Lesetext:
Was der Schlachtindustrie auf der einen Seite nicht recht ist, weil sich diese Qualitätsminderung negativ auf den Ertrag ihres Produktes auswirkt, hat sie auf der anderen Seite selbst zu verantworten. Je höher die Taktrate des Fließbandverfahrens, bei dem die Schweine betäubt, getötet und verarbeitet werden, desto größer ist die Wahrscheinlichkeit, daß die Tiere unter Streß geraten. Das betrifft den Transport und den Zutrieb zur Schlachtanlage ebenso wie den Tötungsvorgang selbst.

Da die Betäubung durch Stromstöße den unwillkommenen Nebeneffekt hat, daß es im Muskelgewebe zu Blutungen kommen kann, die später als rote Einsprengselungen sichtbar werden und die Verkäuflichkeit des schieren Fleisches erschweren, ist die Schlachtindustrie weitgehend zur Gasbetäubung mit Kohlendioxid übergegangen. Für einen Zeitraum von 15 bis 25 Sekunden vor Eintreten der Bewußtlosigkeit sind die Schweine dabei qualvollen Erstickungsempfindungen und schmerzhaften Schleimhautverätzungen ausgesetzt, was wiederum die Fleischqualität mindert und ebenfalls zu wertmindernden Blutungen führen kann.

Wie der Deutschlandfunk in der Sendung Hintergrund Wirtschaft [1] unter dem Titel "Gestresstes Schwein schmeckt nicht gut" berichtet, soll die Verwendung der Edelgase Argon und Helium vor der Tötung weniger Streß bei den Schweinen erzeugen. Da diese Gase jedoch keine vollständige und langanhaltende Betäubung erzeugen, die Schweine also vor ihrer Verarbeitung erwachen könnten, wird nun über die Einführung eines zweistufigen Verfahrens - erst das angeblich sanfte Entschlafen mit Argon oder Helium, dann die vollständige Betäubung mit Kohlendioxid - nachgedacht.

Kurze Übung A:
Gib den Text über die Betäubung von Schweinen in der Schlachtindustrie vollständig und unverändert wieder.

Bereitgestelltes Material:

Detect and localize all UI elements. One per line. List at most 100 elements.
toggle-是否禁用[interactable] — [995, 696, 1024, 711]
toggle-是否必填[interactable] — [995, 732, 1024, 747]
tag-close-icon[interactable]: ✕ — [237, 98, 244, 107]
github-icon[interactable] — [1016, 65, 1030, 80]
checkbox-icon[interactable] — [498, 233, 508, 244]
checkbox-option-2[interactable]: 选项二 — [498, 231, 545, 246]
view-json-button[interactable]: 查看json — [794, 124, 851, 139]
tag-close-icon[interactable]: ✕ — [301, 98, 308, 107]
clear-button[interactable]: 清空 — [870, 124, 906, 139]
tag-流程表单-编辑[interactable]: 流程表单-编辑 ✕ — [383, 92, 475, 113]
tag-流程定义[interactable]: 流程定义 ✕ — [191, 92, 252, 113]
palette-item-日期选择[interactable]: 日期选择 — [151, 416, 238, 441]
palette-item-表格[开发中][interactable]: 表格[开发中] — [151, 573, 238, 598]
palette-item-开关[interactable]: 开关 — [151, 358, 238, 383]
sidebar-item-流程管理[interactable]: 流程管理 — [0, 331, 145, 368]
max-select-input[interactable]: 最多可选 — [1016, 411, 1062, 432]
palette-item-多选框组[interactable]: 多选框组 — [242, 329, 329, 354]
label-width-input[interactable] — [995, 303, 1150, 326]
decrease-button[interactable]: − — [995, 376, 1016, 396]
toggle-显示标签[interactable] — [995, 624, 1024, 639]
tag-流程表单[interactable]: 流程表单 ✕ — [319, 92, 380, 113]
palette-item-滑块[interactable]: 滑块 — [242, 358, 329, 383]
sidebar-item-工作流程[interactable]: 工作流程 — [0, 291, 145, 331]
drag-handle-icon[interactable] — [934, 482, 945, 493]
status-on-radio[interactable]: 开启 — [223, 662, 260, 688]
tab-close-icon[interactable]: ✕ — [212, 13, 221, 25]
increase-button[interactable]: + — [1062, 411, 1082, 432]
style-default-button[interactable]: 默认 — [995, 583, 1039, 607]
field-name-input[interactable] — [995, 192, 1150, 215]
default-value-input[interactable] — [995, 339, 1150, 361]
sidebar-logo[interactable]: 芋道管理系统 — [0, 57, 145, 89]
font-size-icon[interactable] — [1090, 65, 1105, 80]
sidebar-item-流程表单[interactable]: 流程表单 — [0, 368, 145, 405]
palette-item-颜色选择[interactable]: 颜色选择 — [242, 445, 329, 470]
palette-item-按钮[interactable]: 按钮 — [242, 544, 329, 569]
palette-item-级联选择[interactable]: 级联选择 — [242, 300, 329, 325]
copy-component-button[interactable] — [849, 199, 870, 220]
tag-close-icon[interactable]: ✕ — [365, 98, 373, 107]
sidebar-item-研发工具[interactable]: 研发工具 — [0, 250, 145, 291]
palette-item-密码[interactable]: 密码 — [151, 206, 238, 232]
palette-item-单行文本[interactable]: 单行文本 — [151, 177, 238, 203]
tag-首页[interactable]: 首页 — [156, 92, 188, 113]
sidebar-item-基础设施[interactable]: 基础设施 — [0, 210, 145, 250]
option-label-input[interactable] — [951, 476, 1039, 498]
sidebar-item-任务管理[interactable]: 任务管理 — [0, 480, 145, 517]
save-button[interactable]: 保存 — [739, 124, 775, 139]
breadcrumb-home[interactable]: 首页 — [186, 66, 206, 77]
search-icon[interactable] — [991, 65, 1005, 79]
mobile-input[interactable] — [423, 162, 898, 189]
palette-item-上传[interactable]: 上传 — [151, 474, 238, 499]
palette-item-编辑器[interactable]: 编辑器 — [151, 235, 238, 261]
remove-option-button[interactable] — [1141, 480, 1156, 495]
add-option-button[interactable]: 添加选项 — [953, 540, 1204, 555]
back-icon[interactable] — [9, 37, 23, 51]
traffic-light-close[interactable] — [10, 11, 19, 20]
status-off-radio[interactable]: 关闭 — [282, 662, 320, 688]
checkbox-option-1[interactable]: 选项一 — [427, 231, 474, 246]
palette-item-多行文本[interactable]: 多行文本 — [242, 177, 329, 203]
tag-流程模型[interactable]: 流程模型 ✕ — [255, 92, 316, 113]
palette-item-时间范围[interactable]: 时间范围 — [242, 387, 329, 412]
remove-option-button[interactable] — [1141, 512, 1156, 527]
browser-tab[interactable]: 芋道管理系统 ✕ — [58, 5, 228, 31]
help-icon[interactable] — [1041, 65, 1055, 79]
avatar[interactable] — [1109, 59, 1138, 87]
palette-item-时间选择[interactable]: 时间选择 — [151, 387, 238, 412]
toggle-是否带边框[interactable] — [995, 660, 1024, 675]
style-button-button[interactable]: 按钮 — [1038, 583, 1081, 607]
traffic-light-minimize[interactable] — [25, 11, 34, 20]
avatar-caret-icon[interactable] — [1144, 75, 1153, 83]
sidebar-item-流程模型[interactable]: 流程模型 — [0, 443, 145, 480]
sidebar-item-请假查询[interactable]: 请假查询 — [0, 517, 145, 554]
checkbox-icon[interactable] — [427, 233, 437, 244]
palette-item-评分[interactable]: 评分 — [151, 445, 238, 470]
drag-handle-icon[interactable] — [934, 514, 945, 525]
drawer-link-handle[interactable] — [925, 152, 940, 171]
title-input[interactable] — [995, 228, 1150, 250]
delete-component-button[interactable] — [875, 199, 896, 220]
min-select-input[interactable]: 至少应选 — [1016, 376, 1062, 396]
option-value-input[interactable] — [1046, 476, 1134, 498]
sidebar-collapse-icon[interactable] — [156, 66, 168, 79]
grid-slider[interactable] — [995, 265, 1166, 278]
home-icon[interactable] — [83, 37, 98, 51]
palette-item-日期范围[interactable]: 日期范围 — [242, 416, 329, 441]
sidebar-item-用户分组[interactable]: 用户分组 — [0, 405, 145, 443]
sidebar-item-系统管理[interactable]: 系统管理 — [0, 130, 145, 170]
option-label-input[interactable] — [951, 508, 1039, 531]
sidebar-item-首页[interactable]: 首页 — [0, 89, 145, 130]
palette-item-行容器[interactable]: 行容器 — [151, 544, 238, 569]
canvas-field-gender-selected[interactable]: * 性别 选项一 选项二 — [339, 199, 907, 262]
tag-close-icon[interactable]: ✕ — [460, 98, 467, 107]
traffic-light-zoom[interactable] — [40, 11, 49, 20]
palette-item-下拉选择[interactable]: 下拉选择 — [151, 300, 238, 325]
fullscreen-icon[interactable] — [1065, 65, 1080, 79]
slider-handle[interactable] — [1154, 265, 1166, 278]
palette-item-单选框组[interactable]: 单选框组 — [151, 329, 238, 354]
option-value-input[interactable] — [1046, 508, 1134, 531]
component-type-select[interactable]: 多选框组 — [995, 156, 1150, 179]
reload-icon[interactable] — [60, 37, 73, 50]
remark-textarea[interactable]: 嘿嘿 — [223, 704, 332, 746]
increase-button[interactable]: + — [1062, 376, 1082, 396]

Kurze Übung B:
Nimm aus der Auflistung alles vom Anfang bis einschließlich der Zeile mit „tag-流程定义[interactable]: 流程定义 ✕“. Tausche darin „tag-close-icon“ gegen „tag-remove-icon“ und gib nur diese Zeilen aus, sonst unverändert.

Ergebnis A:
Was der Schlachtindustrie auf der einen Seite nicht recht ist, weil sich diese Qualitätsminderung negativ auf den Ertrag ihres Produktes auswirkt, hat sie auf der anderen Seite selbst zu verantworten. Je höher die Taktrate des Fließbandverfahrens, bei dem die Schweine betäubt, getötet und verarbeitet werden, desto größer ist die Wahrscheinlichkeit, daß die Tiere unter Streß geraten. Das betrifft den Transport und den Zutrieb zur Schlachtanlage ebenso wie den Tötungsvorgang selbst.

Da die Betäubung durch Stromstöße den unwillkommenen Nebeneffekt hat, daß es im Muskelgewebe zu Blutungen kommen kann, die später als rote Einsprengselungen sichtbar werden und die Verkäuflichkeit des schieren Fleisches erschweren, ist die Schlachtindustrie weitgehend zur Gasbetäubung mit Kohlendioxid übergegangen. Für einen Zeitraum von 15 bis 25 Sekunden vor Eintreten der Bewußtlosigkeit sind die Schweine dabei qualvollen Erstickungsempfindungen und schmerzhaften Schleimhautverätzungen ausgesetzt, was wiederum die Fleischqualität mindert und ebenfalls zu wertmindernden Blutungen führen kann.

Wie der Deutschlandfunk in der Sendung Hintergrund Wirtschaft [1] unter dem Titel "Gestresstes Schwein schmeckt nicht gut" berichtet, soll die Verwendung der Edelgase Argon und Helium vor der Tötung weniger Streß bei den Schweinen erzeugen. Da diese Gase jedoch keine vollständige und langanhaltende Betäubung erzeugen, die Schweine also vor ihrer Verarbeitung erwachen könnten, wird nun über die Einführung eines zweistufigen Verfahrens - erst das angeblich sanfte Entschlafen mit Argon oder Helium, dann die vollständige Betäubung mit Kohlendioxid - nachgedacht.

Ergebnis B:
Detect and localize all UI elements. One per line. List at most 100 elements.
toggle-是否禁用[interactable] — [995, 696, 1024, 711]
toggle-是否必填[interactable] — [995, 732, 1024, 747]
tag-remove-icon[interactable]: ✕ — [237, 98, 244, 107]
github-icon[interactable] — [1016, 65, 1030, 80]
checkbox-icon[interactable] — [498, 233, 508, 244]
checkbox-option-2[interactable]: 选项二 — [498, 231, 545, 246]
view-json-button[interactable]: 查看json — [794, 124, 851, 139]
tag-remove-icon[interactable]: ✕ — [301, 98, 308, 107]
clear-button[interactable]: 清空 — [870, 124, 906, 139]
tag-流程表单-编辑[interactable]: 流程表单-编辑 ✕ — [383, 92, 475, 113]
tag-流程定义[interactable]: 流程定义 ✕ — [191, 92, 252, 113]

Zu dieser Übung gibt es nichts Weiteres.